== TASK REQUIREMENTS ==
Transcribe the lines in the records without changes, starting with the line that contains "391, 670, 407)" and going on through the line that contains "url-host: localhost (77, 8, 136, 25)".
%%
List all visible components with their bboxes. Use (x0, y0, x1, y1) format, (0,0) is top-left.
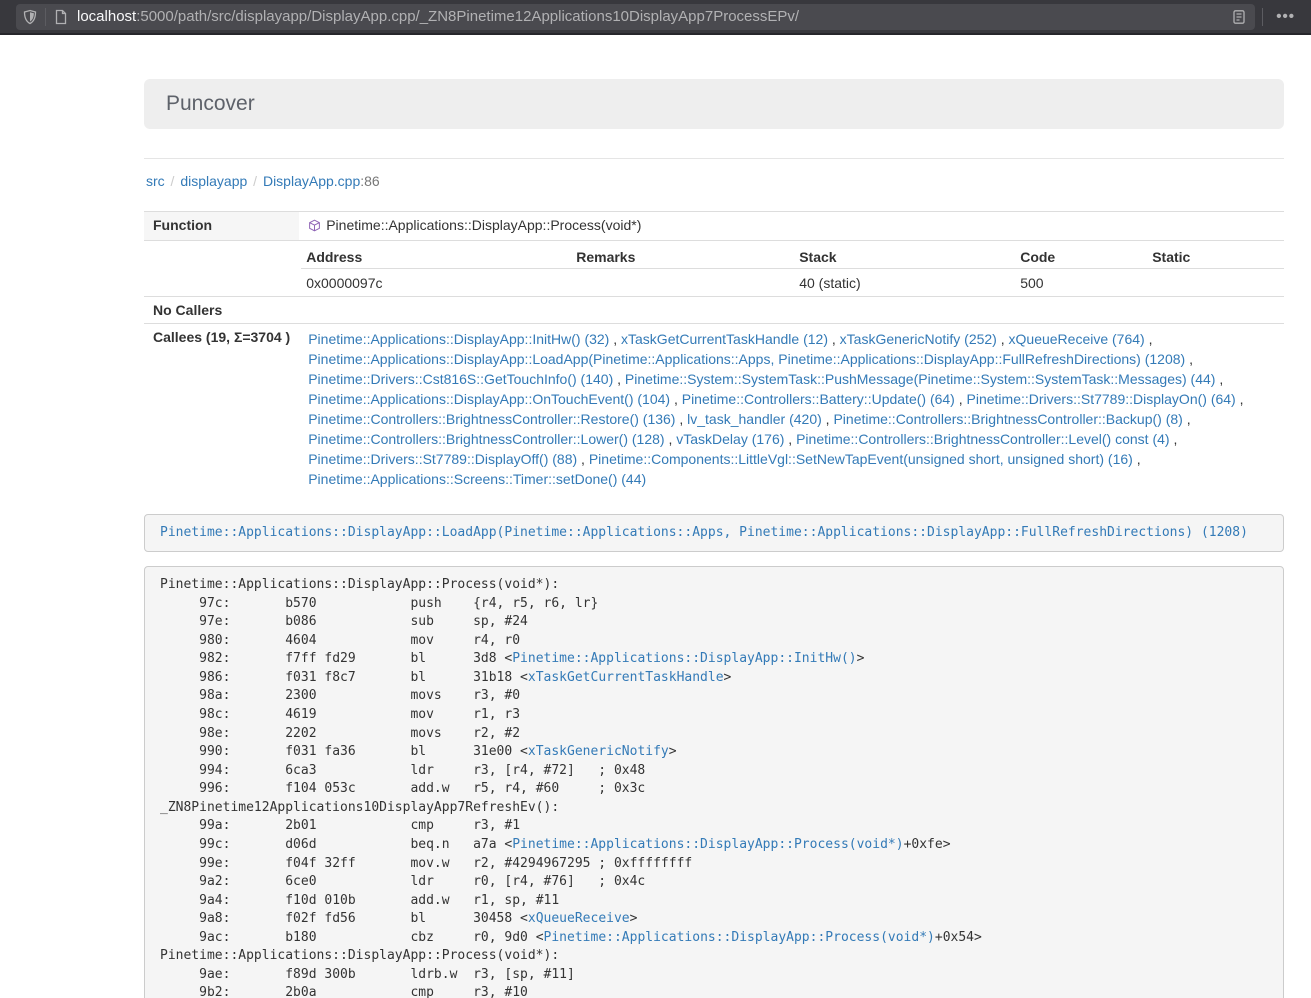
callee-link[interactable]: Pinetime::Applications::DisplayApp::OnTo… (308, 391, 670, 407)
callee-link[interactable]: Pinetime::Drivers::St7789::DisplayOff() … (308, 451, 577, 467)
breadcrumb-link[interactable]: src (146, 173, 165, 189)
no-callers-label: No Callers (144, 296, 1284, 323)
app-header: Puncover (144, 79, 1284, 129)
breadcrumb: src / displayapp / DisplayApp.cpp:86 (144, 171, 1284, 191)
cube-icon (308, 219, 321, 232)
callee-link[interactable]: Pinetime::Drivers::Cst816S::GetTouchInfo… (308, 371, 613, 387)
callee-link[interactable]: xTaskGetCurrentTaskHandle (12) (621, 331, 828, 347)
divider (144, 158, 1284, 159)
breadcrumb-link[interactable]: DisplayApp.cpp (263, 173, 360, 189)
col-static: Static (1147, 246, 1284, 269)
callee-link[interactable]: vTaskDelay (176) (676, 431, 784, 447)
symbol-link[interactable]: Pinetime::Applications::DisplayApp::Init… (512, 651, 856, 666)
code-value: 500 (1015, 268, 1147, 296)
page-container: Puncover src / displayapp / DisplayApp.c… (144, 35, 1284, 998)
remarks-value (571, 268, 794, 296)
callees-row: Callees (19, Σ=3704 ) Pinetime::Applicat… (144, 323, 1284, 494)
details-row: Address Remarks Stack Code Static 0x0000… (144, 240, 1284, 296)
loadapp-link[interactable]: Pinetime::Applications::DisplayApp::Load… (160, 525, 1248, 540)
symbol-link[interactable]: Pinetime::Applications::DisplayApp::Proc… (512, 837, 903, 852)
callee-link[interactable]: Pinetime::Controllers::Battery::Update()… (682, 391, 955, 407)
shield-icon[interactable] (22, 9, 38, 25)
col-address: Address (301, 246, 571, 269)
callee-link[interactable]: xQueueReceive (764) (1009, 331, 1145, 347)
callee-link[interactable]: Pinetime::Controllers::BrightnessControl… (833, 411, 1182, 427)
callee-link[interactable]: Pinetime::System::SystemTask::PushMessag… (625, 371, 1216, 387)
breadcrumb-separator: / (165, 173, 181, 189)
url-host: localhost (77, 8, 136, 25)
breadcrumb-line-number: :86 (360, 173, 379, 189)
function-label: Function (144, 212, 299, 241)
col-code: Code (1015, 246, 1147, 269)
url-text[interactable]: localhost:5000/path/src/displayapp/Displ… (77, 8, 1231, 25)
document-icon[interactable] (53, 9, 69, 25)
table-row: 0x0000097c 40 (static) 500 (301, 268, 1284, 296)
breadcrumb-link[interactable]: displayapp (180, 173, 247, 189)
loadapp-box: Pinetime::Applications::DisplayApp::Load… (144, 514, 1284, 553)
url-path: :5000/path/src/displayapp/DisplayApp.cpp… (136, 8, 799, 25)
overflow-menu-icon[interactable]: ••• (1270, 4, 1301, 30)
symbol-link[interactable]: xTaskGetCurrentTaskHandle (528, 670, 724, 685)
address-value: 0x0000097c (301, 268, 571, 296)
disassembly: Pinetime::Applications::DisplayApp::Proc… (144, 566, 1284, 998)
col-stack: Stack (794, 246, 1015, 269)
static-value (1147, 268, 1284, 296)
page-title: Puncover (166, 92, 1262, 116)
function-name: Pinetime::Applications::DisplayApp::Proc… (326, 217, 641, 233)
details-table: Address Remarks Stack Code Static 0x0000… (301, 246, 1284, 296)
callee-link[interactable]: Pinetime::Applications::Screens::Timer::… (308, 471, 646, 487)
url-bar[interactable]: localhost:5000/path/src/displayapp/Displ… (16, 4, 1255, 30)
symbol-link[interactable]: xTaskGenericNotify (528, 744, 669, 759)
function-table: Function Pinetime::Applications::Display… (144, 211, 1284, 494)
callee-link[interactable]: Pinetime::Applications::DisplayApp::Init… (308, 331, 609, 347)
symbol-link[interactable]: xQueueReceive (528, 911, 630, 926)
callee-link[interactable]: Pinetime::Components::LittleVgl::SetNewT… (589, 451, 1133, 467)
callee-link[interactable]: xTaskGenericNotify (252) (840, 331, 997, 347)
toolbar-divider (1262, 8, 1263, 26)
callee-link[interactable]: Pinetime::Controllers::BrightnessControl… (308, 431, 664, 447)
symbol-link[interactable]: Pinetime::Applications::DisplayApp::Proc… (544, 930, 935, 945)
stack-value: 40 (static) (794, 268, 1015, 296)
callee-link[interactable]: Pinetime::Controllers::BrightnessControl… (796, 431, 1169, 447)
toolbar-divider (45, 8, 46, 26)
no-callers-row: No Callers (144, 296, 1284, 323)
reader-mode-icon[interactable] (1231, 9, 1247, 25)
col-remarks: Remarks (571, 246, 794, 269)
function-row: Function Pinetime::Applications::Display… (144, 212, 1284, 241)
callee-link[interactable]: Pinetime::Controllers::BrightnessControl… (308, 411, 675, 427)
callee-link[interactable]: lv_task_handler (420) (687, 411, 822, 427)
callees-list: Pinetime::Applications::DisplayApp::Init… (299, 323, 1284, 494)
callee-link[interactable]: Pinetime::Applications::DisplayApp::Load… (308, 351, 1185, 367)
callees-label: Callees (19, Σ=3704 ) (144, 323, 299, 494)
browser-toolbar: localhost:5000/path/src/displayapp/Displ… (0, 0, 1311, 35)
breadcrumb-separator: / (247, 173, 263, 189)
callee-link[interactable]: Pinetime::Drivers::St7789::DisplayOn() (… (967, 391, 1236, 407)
%%
== SOLUTION TO THIS EXERCISE ==
callee-link[interactable]: Pinetime::Applications::DisplayApp::OnTo… (308, 391, 670, 407)
callee-link[interactable]: Pinetime::Drivers::St7789::DisplayOff() … (308, 451, 577, 467)
breadcrumb-link[interactable]: src (146, 173, 165, 189)
no-callers-label: No Callers (144, 296, 1284, 323)
app-header: Puncover (144, 79, 1284, 129)
breadcrumb: src / displayapp / DisplayApp.cpp:86 (144, 171, 1284, 191)
cube-icon (308, 219, 321, 232)
callee-link[interactable]: Pinetime::Drivers::Cst816S::GetTouchInfo… (308, 371, 613, 387)
callee-link[interactable]: xTaskGetCurrentTaskHandle (12) (621, 331, 828, 347)
divider (144, 158, 1284, 159)
breadcrumb-link[interactable]: DisplayApp.cpp (263, 173, 360, 189)
col-static: Static (1147, 246, 1284, 269)
callee-link[interactable]: vTaskDelay (176) (676, 431, 784, 447)
symbol-link[interactable]: Pinetime::Applications::DisplayApp::Init… (512, 651, 856, 666)
code-value: 500 (1015, 268, 1147, 296)
page-container: Puncover src / displayapp / DisplayApp.c… (144, 35, 1284, 998)
remarks-value (571, 268, 794, 296)
callees-row: Callees (19, Σ=3704 ) Pinetime::Applicat… (144, 323, 1284, 494)
details-row: Address Remarks Stack Code Static 0x0000… (144, 240, 1284, 296)
loadapp-link[interactable]: Pinetime::Applications::DisplayApp::Load… (160, 525, 1248, 540)
symbol-link[interactable]: Pinetime::Applications::DisplayApp::Proc… (512, 837, 903, 852)
callee-link[interactable]: Pinetime::Controllers::Battery::Update()… (682, 391, 955, 407)
shield-icon[interactable] (22, 9, 38, 25)
col-address: Address (301, 246, 571, 269)
callee-link[interactable]: xQueueReceive (764) (1009, 331, 1145, 347)
callee-link[interactable]: Pinetime::Controllers::BrightnessControl… (833, 411, 1182, 427)
callee-link[interactable]: Pinetime::System::SystemTask::PushMessag… (625, 371, 1216, 387)
breadcrumb-separator: / (165, 173, 181, 189)
url-host: localhost (77, 8, 136, 25)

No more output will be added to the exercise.